## WORK REQUIRED:
Transcribe all of the material exactly, except for its pictures.

## LISTING:
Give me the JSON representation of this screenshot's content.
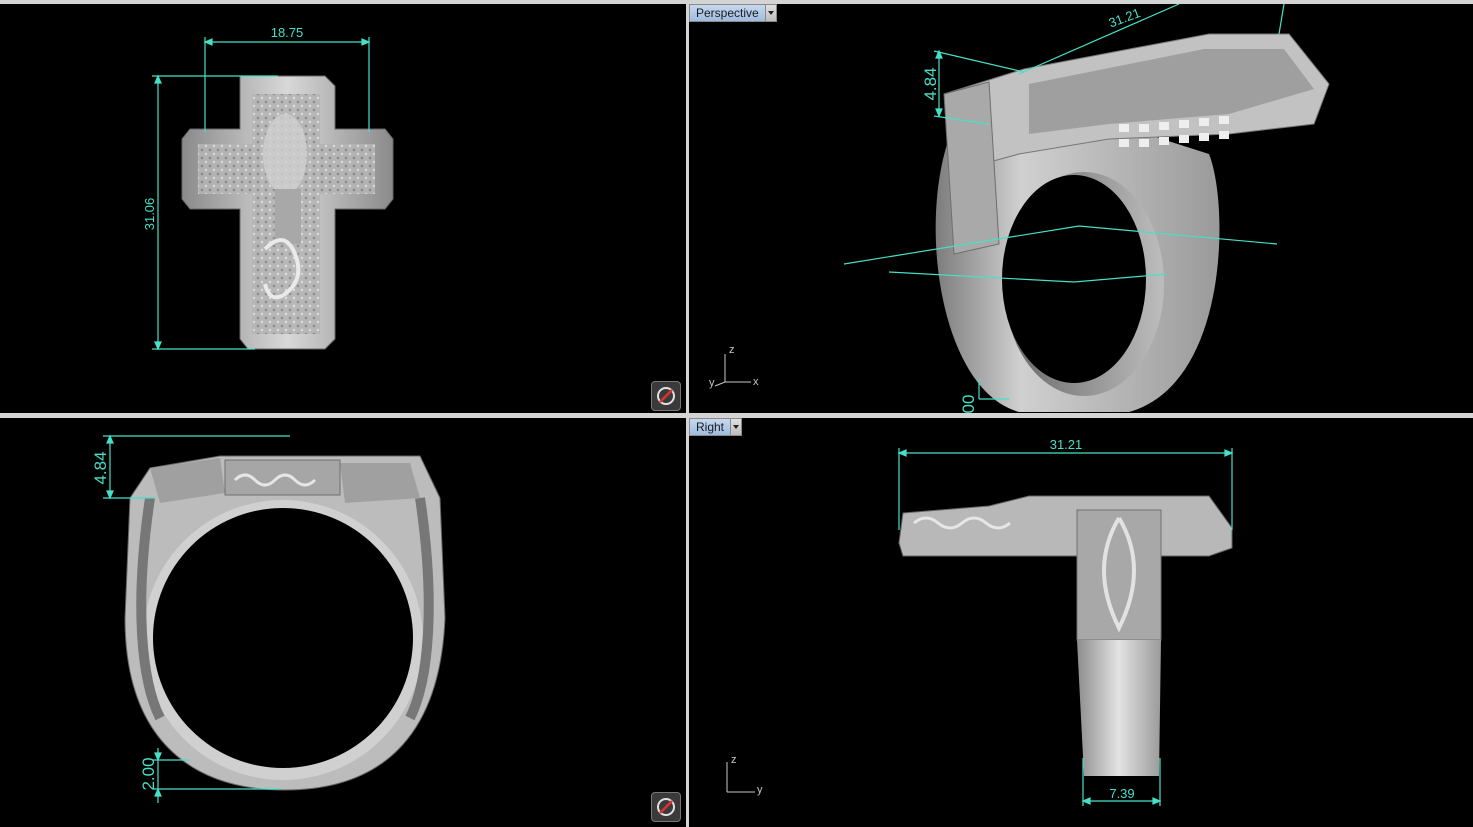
{
  "viewports": {
    "top": {
      "label": "",
      "dimensions": {
        "width": "18.75",
        "height": "31.06"
      }
    },
    "perspective": {
      "label": "Perspective",
      "dimensions": {
        "length": "31.21",
        "height": "4.84",
        "partial": "00"
      },
      "axes": {
        "z": "z",
        "y": "y",
        "x": "x"
      }
    },
    "front": {
      "label": "",
      "dimensions": {
        "height": "4.84",
        "thickness": "2.00"
      }
    },
    "right": {
      "label": "Right",
      "dimensions": {
        "length": "31.21",
        "width": "7.39"
      },
      "axes": {
        "z": "z",
        "y": "y"
      }
    }
  },
  "colors": {
    "viewport_bg": "#000000",
    "dimension": "#46e0c8",
    "metal": "#bdbdbd",
    "active_tab": "#a9c4e6"
  },
  "icons": {
    "navigation": "rotate-lock-icon"
  }
}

## RESULT OF THE EXERCISE:
Give me the JSON representation of this screenshot's content.
{
  "viewports": {
    "top": {
      "label": "",
      "dimensions": {
        "width": "18.75",
        "height": "31.06"
      }
    },
    "perspective": {
      "label": "Perspective",
      "dimensions": {
        "length": "31.21",
        "height": "4.84",
        "partial": "00"
      },
      "axes": {
        "z": "z",
        "y": "y",
        "x": "x"
      }
    },
    "front": {
      "label": "",
      "dimensions": {
        "height": "4.84",
        "thickness": "2.00"
      }
    },
    "right": {
      "label": "Right",
      "dimensions": {
        "length": "31.21",
        "width": "7.39"
      },
      "axes": {
        "z": "z",
        "y": "y"
      }
    }
  },
  "colors": {
    "viewport_bg": "#000000",
    "dimension": "#46e0c8",
    "metal": "#bdbdbd",
    "active_tab": "#a9c4e6"
  },
  "icons": {
    "navigation": "rotate-lock-icon"
  }
}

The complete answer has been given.